PROBLEM TO SOLVE:
Gather from the listing below each line that includes the word "color", and copy it.

DATA PROVIDED:

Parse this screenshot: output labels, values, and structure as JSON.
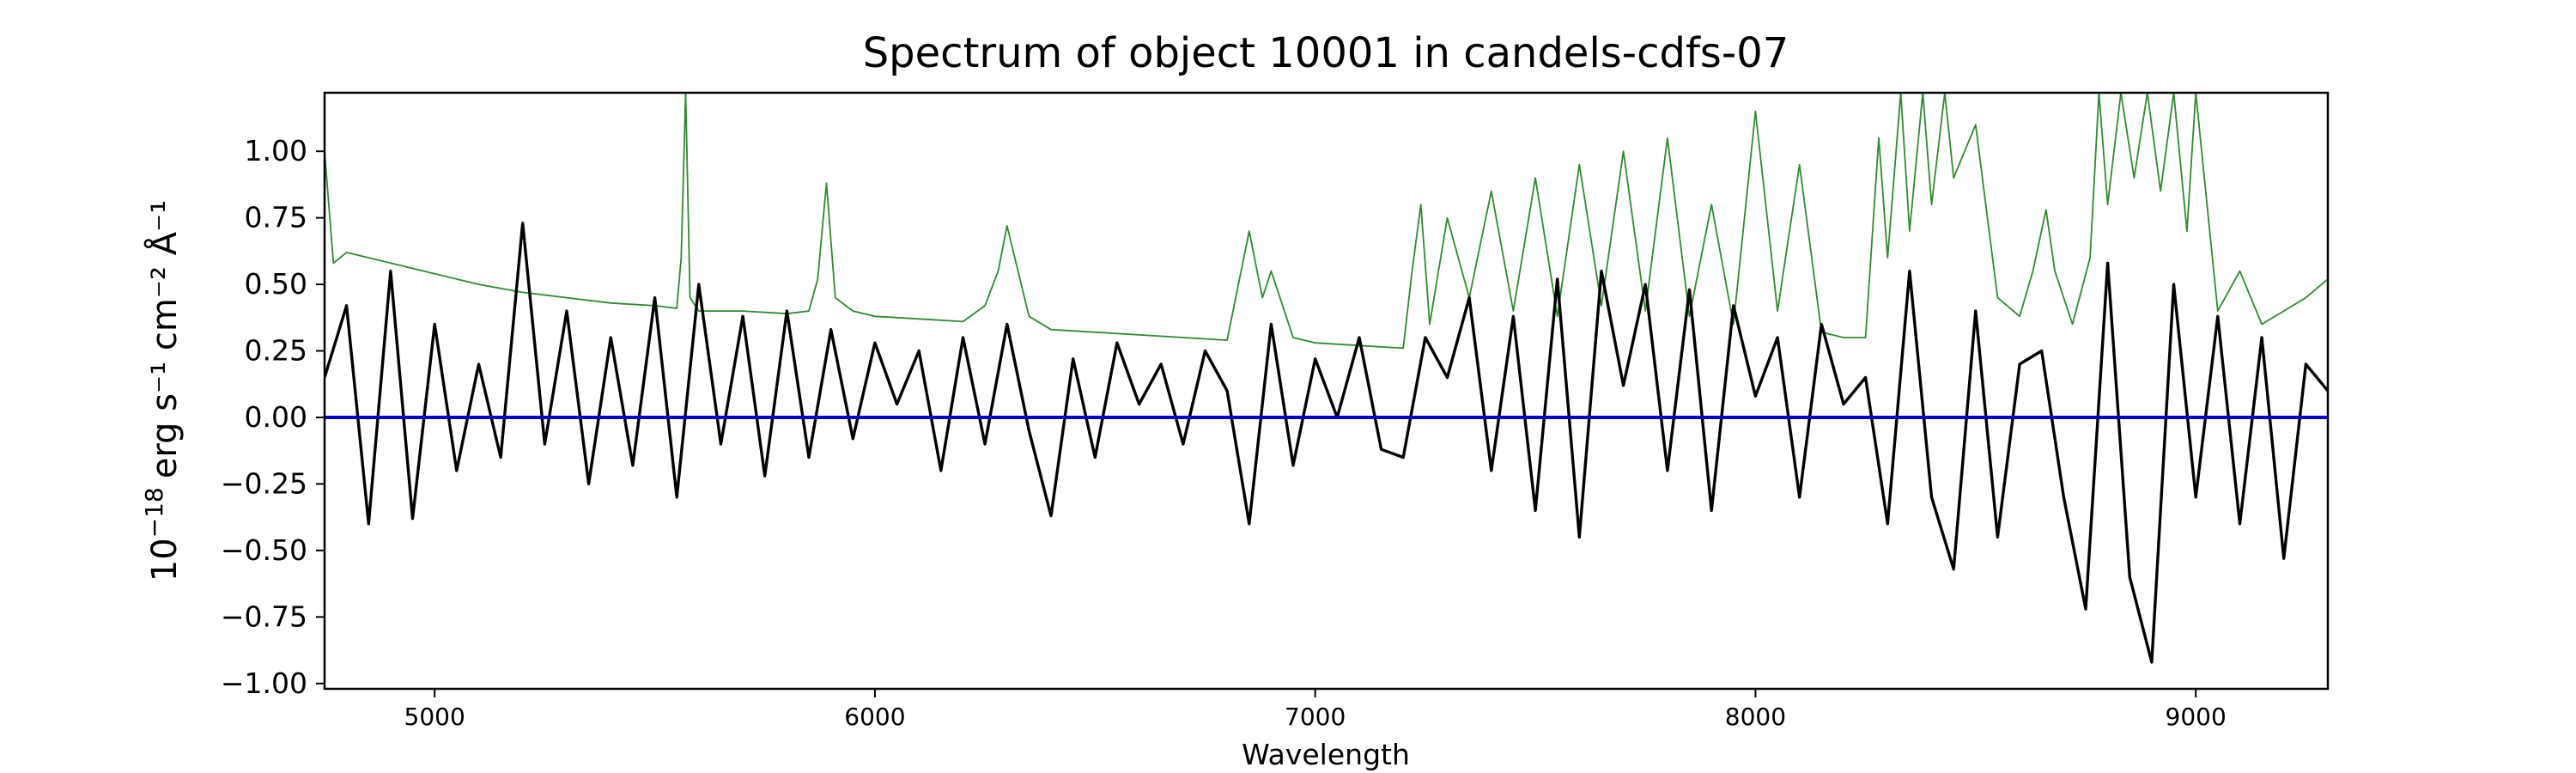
{
  "chart_data": {
    "type": "line",
    "title": "Spectrum of object 10001 in candels-cdfs-07",
    "xlabel": "Wavelength",
    "ylabel_base": "10",
    "ylabel_exp": "−18",
    "ylabel_rest": "erg s⁻¹ cm⁻² Å⁻¹",
    "xlim": [
      4750,
      9300
    ],
    "ylim": [
      -1.02,
      1.22
    ],
    "x_ticks": [
      5000,
      6000,
      7000,
      8000,
      9000
    ],
    "x_tick_labels": [
      "5000",
      "6000",
      "7000",
      "8000",
      "9000"
    ],
    "y_ticks": [
      -1.0,
      -0.75,
      -0.5,
      -0.25,
      0.0,
      0.25,
      0.5,
      0.75,
      1.0
    ],
    "y_tick_labels": [
      "−1.00",
      "−0.75",
      "−0.50",
      "−0.25",
      "0.00",
      "0.25",
      "0.50",
      "0.75",
      "1.00"
    ],
    "grid": false,
    "legend": "none",
    "series": [
      {
        "role": "flux",
        "color": "#000000",
        "x": [
          4750,
          4800,
          4850,
          4900,
          4950,
          5000,
          5050,
          5100,
          5150,
          5200,
          5250,
          5300,
          5350,
          5400,
          5450,
          5500,
          5550,
          5600,
          5650,
          5700,
          5750,
          5800,
          5850,
          5900,
          5950,
          6000,
          6050,
          6100,
          6150,
          6200,
          6250,
          6300,
          6350,
          6400,
          6450,
          6500,
          6550,
          6600,
          6650,
          6700,
          6750,
          6800,
          6850,
          6900,
          6950,
          7000,
          7050,
          7100,
          7150,
          7200,
          7250,
          7300,
          7350,
          7400,
          7450,
          7500,
          7550,
          7600,
          7650,
          7700,
          7750,
          7800,
          7850,
          7900,
          7950,
          8000,
          8050,
          8100,
          8150,
          8200,
          8250,
          8300,
          8350,
          8400,
          8450,
          8500,
          8550,
          8600,
          8650,
          8700,
          8750,
          8800,
          8850,
          8900,
          8950,
          9000,
          9050,
          9100,
          9150,
          9200,
          9250,
          9300
        ],
        "y": [
          0.15,
          0.42,
          -0.4,
          0.55,
          -0.38,
          0.35,
          -0.2,
          0.2,
          -0.15,
          0.73,
          -0.1,
          0.4,
          -0.25,
          0.3,
          -0.18,
          0.45,
          -0.3,
          0.5,
          -0.1,
          0.38,
          -0.22,
          0.4,
          -0.15,
          0.33,
          -0.08,
          0.28,
          0.05,
          0.25,
          -0.2,
          0.3,
          -0.1,
          0.35,
          -0.05,
          -0.37,
          0.22,
          -0.15,
          0.28,
          0.05,
          0.2,
          -0.1,
          0.25,
          0.1,
          -0.4,
          0.35,
          -0.18,
          0.22,
          0.0,
          0.3,
          -0.12,
          -0.15,
          0.3,
          0.15,
          0.45,
          -0.2,
          0.38,
          -0.35,
          0.52,
          -0.45,
          0.55,
          0.12,
          0.5,
          -0.2,
          0.48,
          -0.35,
          0.42,
          0.08,
          0.3,
          -0.3,
          0.35,
          0.05,
          0.15,
          -0.4,
          0.55,
          -0.3,
          -0.57,
          0.4,
          -0.45,
          0.2,
          0.25,
          -0.3,
          -0.72,
          0.58,
          -0.6,
          -0.92,
          0.5,
          -0.3,
          0.38,
          -0.4,
          0.3,
          -0.53,
          0.2,
          0.1
        ]
      },
      {
        "role": "error",
        "color": "#2e8b2e",
        "x": [
          4750,
          4770,
          4800,
          4900,
          5000,
          5100,
          5200,
          5300,
          5400,
          5500,
          5550,
          5560,
          5570,
          5580,
          5600,
          5700,
          5800,
          5850,
          5870,
          5890,
          5910,
          5950,
          6000,
          6100,
          6200,
          6250,
          6280,
          6300,
          6350,
          6400,
          6500,
          6600,
          6700,
          6800,
          6850,
          6880,
          6900,
          6950,
          7000,
          7100,
          7200,
          7220,
          7240,
          7260,
          7300,
          7350,
          7400,
          7450,
          7500,
          7550,
          7600,
          7650,
          7700,
          7750,
          7800,
          7850,
          7900,
          7950,
          8000,
          8050,
          8100,
          8150,
          8200,
          8250,
          8280,
          8300,
          8330,
          8350,
          8380,
          8400,
          8430,
          8450,
          8500,
          8550,
          8600,
          8630,
          8660,
          8680,
          8720,
          8760,
          8780,
          8800,
          8830,
          8860,
          8890,
          8920,
          8950,
          8980,
          9000,
          9050,
          9100,
          9150,
          9200,
          9250,
          9300
        ],
        "y": [
          1.0,
          0.58,
          0.62,
          0.58,
          0.54,
          0.5,
          0.47,
          0.45,
          0.43,
          0.42,
          0.41,
          0.6,
          1.22,
          0.45,
          0.4,
          0.4,
          0.39,
          0.4,
          0.52,
          0.88,
          0.45,
          0.4,
          0.38,
          0.37,
          0.36,
          0.42,
          0.55,
          0.72,
          0.38,
          0.33,
          0.32,
          0.31,
          0.3,
          0.29,
          0.7,
          0.45,
          0.55,
          0.3,
          0.28,
          0.27,
          0.26,
          0.55,
          0.8,
          0.35,
          0.75,
          0.45,
          0.85,
          0.4,
          0.9,
          0.38,
          0.95,
          0.42,
          1.0,
          0.4,
          1.05,
          0.38,
          0.8,
          0.35,
          1.15,
          0.4,
          0.95,
          0.32,
          0.3,
          0.3,
          1.05,
          0.6,
          1.22,
          0.7,
          1.22,
          0.8,
          1.22,
          0.9,
          1.1,
          0.45,
          0.38,
          0.55,
          0.78,
          0.55,
          0.35,
          0.6,
          1.22,
          0.8,
          1.22,
          0.9,
          1.22,
          0.85,
          1.22,
          0.7,
          1.22,
          0.4,
          0.55,
          0.35,
          0.4,
          0.45,
          0.52
        ]
      },
      {
        "role": "zero",
        "color": "#0000cc",
        "x": [
          4750,
          9300
        ],
        "y": [
          0.0,
          0.0
        ]
      }
    ]
  }
}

FINAL ANSWER:
        "color": "#000000",
        "color": "#2e8b2e",
        "color": "#0000cc",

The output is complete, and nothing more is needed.